_WRITTEN TASK_:
Filter the records for lines holding the string "iskolai".

Dataset rows:
* Start *

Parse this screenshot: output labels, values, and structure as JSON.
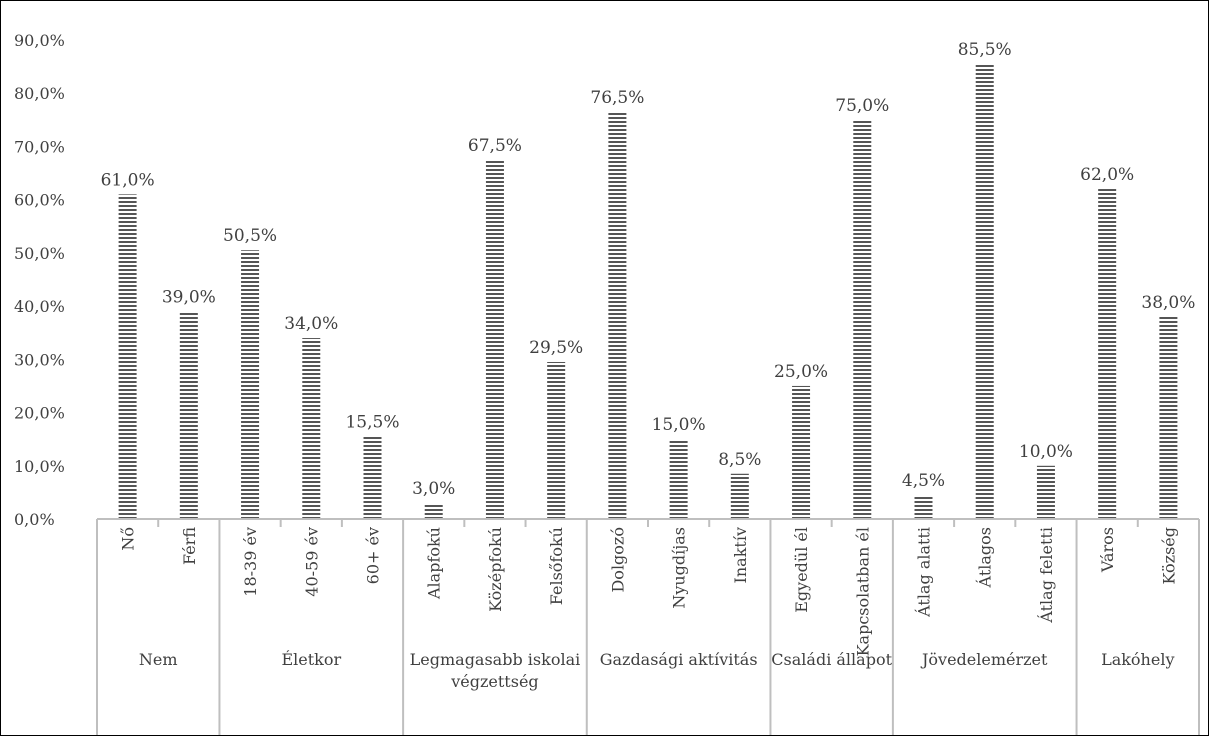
{
  "chart_data": {
    "type": "bar",
    "title": "",
    "xlabel": "",
    "ylabel": "",
    "ylim": [
      0,
      90
    ],
    "y_ticks": [
      "0,0%",
      "10,0%",
      "20,0%",
      "30,0%",
      "40,0%",
      "50,0%",
      "60,0%",
      "70,0%",
      "80,0%",
      "90,0%"
    ],
    "grid": false,
    "legend": "none",
    "colors": {
      "bar_fill": "#ffffff",
      "bar_stripe": "#555555",
      "axis": "#bfbfbf",
      "text": "#404040"
    },
    "groups": [
      {
        "label": "Nem",
        "items": [
          {
            "category": "Nő",
            "value": 61.0,
            "label": "61,0%"
          },
          {
            "category": "Férfi",
            "value": 39.0,
            "label": "39,0%"
          }
        ]
      },
      {
        "label": "Életkor",
        "items": [
          {
            "category": "18-39 év",
            "value": 50.5,
            "label": "50,5%"
          },
          {
            "category": "40-59 év",
            "value": 34.0,
            "label": "34,0%"
          },
          {
            "category": "60+ év",
            "value": 15.5,
            "label": "15,5%"
          }
        ]
      },
      {
        "label": "Legmagasabb iskolai végzettség",
        "label_lines": [
          "Legmagasabb iskolai",
          "végzettség"
        ],
        "items": [
          {
            "category": "Alapfokú",
            "value": 3.0,
            "label": "3,0%"
          },
          {
            "category": "Középfokú",
            "value": 67.5,
            "label": "67,5%"
          },
          {
            "category": "Felsőfokú",
            "value": 29.5,
            "label": "29,5%"
          }
        ]
      },
      {
        "label": "Gazdasági aktívitás",
        "items": [
          {
            "category": "Dolgozó",
            "value": 76.5,
            "label": "76,5%"
          },
          {
            "category": "Nyugdíjas",
            "value": 15.0,
            "label": "15,0%"
          },
          {
            "category": "Inaktív",
            "value": 8.5,
            "label": "8,5%"
          }
        ]
      },
      {
        "label": "Családi állapot",
        "items": [
          {
            "category": "Egyedül él",
            "value": 25.0,
            "label": "25,0%"
          },
          {
            "category": "Kapcsolatban él",
            "value": 75.0,
            "label": "75,0%"
          }
        ]
      },
      {
        "label": "Jövedelemérzet",
        "items": [
          {
            "category": "Átlag alatti",
            "value": 4.5,
            "label": "4,5%"
          },
          {
            "category": "Átlagos",
            "value": 85.5,
            "label": "85,5%"
          },
          {
            "category": "Átlag feletti",
            "value": 10.0,
            "label": "10,0%"
          }
        ]
      },
      {
        "label": "Lakóhely",
        "items": [
          {
            "category": "Város",
            "value": 62.0,
            "label": "62,0%"
          },
          {
            "category": "Község",
            "value": 38.0,
            "label": "38,0%"
          }
        ]
      }
    ]
  }
}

* End *

_FULL ANSWER_:
        "label": "Legmagasabb iskolai végzettség",
          "Legmagasabb iskolai",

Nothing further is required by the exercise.